- _Short task_: Retype the material that follows, keeping every word as it is.
** start of Record set **
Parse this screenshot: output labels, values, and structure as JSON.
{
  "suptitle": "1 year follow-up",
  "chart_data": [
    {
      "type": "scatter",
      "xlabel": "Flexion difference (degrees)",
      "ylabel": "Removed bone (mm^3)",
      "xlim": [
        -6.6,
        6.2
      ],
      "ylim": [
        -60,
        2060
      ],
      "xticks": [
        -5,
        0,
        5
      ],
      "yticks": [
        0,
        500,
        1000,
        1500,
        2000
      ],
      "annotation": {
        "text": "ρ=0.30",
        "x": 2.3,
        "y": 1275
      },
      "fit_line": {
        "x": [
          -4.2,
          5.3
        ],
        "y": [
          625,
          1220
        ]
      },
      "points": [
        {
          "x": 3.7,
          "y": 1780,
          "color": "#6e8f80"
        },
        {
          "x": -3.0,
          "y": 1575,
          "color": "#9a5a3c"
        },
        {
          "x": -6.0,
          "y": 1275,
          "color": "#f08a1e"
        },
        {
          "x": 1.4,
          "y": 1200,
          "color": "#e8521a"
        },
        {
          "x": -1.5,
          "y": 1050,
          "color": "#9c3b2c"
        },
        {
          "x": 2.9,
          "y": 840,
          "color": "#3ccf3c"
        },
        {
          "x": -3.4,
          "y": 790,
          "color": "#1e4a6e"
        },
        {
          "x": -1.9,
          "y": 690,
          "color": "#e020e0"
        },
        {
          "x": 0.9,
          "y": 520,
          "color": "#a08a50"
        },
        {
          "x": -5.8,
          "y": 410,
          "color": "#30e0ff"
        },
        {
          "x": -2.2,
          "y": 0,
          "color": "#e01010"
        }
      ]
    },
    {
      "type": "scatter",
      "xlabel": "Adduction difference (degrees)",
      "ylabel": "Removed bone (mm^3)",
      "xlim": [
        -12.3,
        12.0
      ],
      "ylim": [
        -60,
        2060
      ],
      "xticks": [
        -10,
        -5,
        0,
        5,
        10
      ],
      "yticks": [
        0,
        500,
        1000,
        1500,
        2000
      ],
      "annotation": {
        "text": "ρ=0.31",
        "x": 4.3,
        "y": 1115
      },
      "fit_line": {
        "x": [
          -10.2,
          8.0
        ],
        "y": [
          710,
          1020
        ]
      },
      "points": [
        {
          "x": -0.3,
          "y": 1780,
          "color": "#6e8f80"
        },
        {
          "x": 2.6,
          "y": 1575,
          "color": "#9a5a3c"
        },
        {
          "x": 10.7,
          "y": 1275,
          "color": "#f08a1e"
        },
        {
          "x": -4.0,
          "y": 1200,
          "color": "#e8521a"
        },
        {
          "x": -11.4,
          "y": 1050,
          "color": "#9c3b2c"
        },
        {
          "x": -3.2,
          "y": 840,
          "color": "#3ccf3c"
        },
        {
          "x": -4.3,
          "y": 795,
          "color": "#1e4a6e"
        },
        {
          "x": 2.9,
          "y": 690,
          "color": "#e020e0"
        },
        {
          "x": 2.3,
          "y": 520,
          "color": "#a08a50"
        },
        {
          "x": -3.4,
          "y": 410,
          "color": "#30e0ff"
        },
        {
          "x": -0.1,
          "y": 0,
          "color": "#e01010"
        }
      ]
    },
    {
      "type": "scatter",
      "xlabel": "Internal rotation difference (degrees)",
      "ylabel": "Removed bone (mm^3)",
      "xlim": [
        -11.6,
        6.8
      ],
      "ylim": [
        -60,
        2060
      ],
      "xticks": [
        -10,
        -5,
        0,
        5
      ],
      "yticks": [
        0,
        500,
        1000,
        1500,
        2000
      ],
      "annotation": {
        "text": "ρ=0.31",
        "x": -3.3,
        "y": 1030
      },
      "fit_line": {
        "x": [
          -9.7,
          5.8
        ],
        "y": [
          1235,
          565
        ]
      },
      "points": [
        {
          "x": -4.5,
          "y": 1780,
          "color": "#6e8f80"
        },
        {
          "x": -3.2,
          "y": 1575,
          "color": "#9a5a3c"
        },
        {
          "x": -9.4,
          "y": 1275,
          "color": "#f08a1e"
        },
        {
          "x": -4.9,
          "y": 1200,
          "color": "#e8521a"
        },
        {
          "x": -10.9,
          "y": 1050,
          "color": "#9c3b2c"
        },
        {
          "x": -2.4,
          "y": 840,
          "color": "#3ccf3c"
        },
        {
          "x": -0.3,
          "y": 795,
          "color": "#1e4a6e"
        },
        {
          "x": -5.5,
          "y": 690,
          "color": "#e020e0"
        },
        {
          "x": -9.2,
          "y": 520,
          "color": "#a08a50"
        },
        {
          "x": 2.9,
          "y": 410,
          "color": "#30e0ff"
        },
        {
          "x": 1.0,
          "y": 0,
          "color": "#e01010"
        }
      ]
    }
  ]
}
** end of Record set **
- _Result for this exercise_:
Parse this screenshot: output labels, values, and structure as JSON.
{
  "suptitle": "1 year follow-up",
  "chart_data": [
    {
      "type": "scatter",
      "xlabel": "Flexion difference (degrees)",
      "ylabel": "Removed bone (mm^3)",
      "xlim": [
        -6.6,
        6.2
      ],
      "ylim": [
        -60,
        2060
      ],
      "xticks": [
        -5,
        0,
        5
      ],
      "yticks": [
        0,
        500,
        1000,
        1500,
        2000
      ],
      "annotation": {
        "text": "ρ=0.30",
        "x": 2.3,
        "y": 1275
      },
      "fit_line": {
        "x": [
          -4.2,
          5.3
        ],
        "y": [
          625,
          1220
        ]
      },
      "points": [
        {
          "x": 3.7,
          "y": 1780,
          "color": "#6e8f80"
        },
        {
          "x": -3.0,
          "y": 1575,
          "color": "#9a5a3c"
        },
        {
          "x": -6.0,
          "y": 1275,
          "color": "#f08a1e"
        },
        {
          "x": 1.4,
          "y": 1200,
          "color": "#e8521a"
        },
        {
          "x": -1.5,
          "y": 1050,
          "color": "#9c3b2c"
        },
        {
          "x": 2.9,
          "y": 840,
          "color": "#3ccf3c"
        },
        {
          "x": -3.4,
          "y": 790,
          "color": "#1e4a6e"
        },
        {
          "x": -1.9,
          "y": 690,
          "color": "#e020e0"
        },
        {
          "x": 0.9,
          "y": 520,
          "color": "#a08a50"
        },
        {
          "x": -5.8,
          "y": 410,
          "color": "#30e0ff"
        },
        {
          "x": -2.2,
          "y": 0,
          "color": "#e01010"
        }
      ]
    },
    {
      "type": "scatter",
      "xlabel": "Adduction difference (degrees)",
      "ylabel": "Removed bone (mm^3)",
      "xlim": [
        -12.3,
        12.0
      ],
      "ylim": [
        -60,
        2060
      ],
      "xticks": [
        -10,
        -5,
        0,
        5,
        10
      ],
      "yticks": [
        0,
        500,
        1000,
        1500,
        2000
      ],
      "annotation": {
        "text": "ρ=0.31",
        "x": 4.3,
        "y": 1115
      },
      "fit_line": {
        "x": [
          -10.2,
          8.0
        ],
        "y": [
          710,
          1020
        ]
      },
      "points": [
        {
          "x": -0.3,
          "y": 1780,
          "color": "#6e8f80"
        },
        {
          "x": 2.6,
          "y": 1575,
          "color": "#9a5a3c"
        },
        {
          "x": 10.7,
          "y": 1275,
          "color": "#f08a1e"
        },
        {
          "x": -4.0,
          "y": 1200,
          "color": "#e8521a"
        },
        {
          "x": -11.4,
          "y": 1050,
          "color": "#9c3b2c"
        },
        {
          "x": -3.2,
          "y": 840,
          "color": "#3ccf3c"
        },
        {
          "x": -4.3,
          "y": 795,
          "color": "#1e4a6e"
        },
        {
          "x": 2.9,
          "y": 690,
          "color": "#e020e0"
        },
        {
          "x": 2.3,
          "y": 520,
          "color": "#a08a50"
        },
        {
          "x": -3.4,
          "y": 410,
          "color": "#30e0ff"
        },
        {
          "x": -0.1,
          "y": 0,
          "color": "#e01010"
        }
      ]
    },
    {
      "type": "scatter",
      "xlabel": "Internal rotation difference (degrees)",
      "ylabel": "Removed bone (mm^3)",
      "xlim": [
        -11.6,
        6.8
      ],
      "ylim": [
        -60,
        2060
      ],
      "xticks": [
        -10,
        -5,
        0,
        5
      ],
      "yticks": [
        0,
        500,
        1000,
        1500,
        2000
      ],
      "annotation": {
        "text": "ρ=0.31",
        "x": -3.3,
        "y": 1030
      },
      "fit_line": {
        "x": [
          -9.7,
          5.8
        ],
        "y": [
          1235,
          565
        ]
      },
      "points": [
        {
          "x": -4.5,
          "y": 1780,
          "color": "#6e8f80"
        },
        {
          "x": -3.2,
          "y": 1575,
          "color": "#9a5a3c"
        },
        {
          "x": -9.4,
          "y": 1275,
          "color": "#f08a1e"
        },
        {
          "x": -4.9,
          "y": 1200,
          "color": "#e8521a"
        },
        {
          "x": -10.9,
          "y": 1050,
          "color": "#9c3b2c"
        },
        {
          "x": -2.4,
          "y": 840,
          "color": "#3ccf3c"
        },
        {
          "x": -0.3,
          "y": 795,
          "color": "#1e4a6e"
        },
        {
          "x": -5.5,
          "y": 690,
          "color": "#e020e0"
        },
        {
          "x": -9.2,
          "y": 520,
          "color": "#a08a50"
        },
        {
          "x": 2.9,
          "y": 410,
          "color": "#30e0ff"
        },
        {
          "x": 1.0,
          "y": 0,
          "color": "#e01010"
        }
      ]
    }
  ]
}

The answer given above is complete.